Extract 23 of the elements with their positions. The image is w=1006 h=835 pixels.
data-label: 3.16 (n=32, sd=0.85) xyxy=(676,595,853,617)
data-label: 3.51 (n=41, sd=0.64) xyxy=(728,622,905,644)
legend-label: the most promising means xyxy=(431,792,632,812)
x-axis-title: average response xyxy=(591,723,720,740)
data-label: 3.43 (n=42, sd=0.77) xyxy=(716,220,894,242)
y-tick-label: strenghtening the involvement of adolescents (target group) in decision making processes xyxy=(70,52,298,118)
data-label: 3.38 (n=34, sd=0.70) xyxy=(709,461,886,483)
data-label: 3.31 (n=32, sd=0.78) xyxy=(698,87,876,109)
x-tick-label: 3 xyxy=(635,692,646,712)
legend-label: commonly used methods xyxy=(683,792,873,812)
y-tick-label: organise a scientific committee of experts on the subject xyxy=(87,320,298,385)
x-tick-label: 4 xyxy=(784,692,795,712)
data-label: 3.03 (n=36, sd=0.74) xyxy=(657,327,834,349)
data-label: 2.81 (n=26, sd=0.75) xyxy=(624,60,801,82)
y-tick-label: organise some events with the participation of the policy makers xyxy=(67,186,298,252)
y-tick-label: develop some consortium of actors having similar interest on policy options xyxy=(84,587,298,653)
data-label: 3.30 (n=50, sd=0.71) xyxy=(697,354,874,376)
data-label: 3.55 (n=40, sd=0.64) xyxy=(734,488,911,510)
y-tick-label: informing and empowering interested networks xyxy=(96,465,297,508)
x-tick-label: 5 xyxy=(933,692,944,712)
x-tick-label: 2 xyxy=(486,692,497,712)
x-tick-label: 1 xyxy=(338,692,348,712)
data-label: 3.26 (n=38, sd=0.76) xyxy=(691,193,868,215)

**Task details**:
Could you lay out the lines above as a JSON list of strings, with one string for each line and any blank lines left out?

**Full output**:
[
  "Extract 23 of the elements with their positions. The image is w=1006 h=835 pixels.",
  "data-label: 3.16 (n=32, sd=0.85) xyxy=(676,595,853,617)",
  "data-label: 3.51 (n=41, sd=0.64) xyxy=(728,622,905,644)",
  "legend-label: the most promising means xyxy=(431,792,632,812)",
  "x-axis-title: average response xyxy=(591,723,720,740)",
  "data-label: 3.43 (n=42, sd=0.77) xyxy=(716,220,894,242)",
  "y-tick-label: strenghtening the involvement of adolescents (target group) in decision making processes xyxy=(70,52,298,118)",
  "data-label: 3.38 (n=34, sd=0.70) xyxy=(709,461,886,483)",
  "data-label: 3.31 (n=32, sd=0.78) xyxy=(698,87,876,109)",
  "x-tick-label: 3 xyxy=(635,692,646,712)",
  "legend-label: commonly used methods xyxy=(683,792,873,812)",
  "y-tick-label: organise a scientific committee of experts on the subject xyxy=(87,320,298,385)",
  "x-tick-label: 4 xyxy=(784,692,795,712)",
  "data-label: 3.03 (n=36, sd=0.74) xyxy=(657,327,834,349)",
  "data-label: 2.81 (n=26, sd=0.75) xyxy=(624,60,801,82)",
  "y-tick-label: organise some events with the participation of the policy makers xyxy=(67,186,298,252)",
  "y-tick-label: develop some consortium of actors having similar interest on policy options xyxy=(84,587,298,653)",
  "data-label: 3.30 (n=50, sd=0.71) xyxy=(697,354,874,376)",
  "data-label: 3.55 (n=40, sd=0.64) xyxy=(734,488,911,510)",
  "y-tick-label: informing and empowering interested networks xyxy=(96,465,297,508)",
  "x-tick-label: 5 xyxy=(933,692,944,712)",
  "x-tick-label: 2 xyxy=(486,692,497,712)",
  "x-tick-label: 1 xyxy=(338,692,348,712)",
  "data-label: 3.26 (n=38, sd=0.76) xyxy=(691,193,868,215)"
]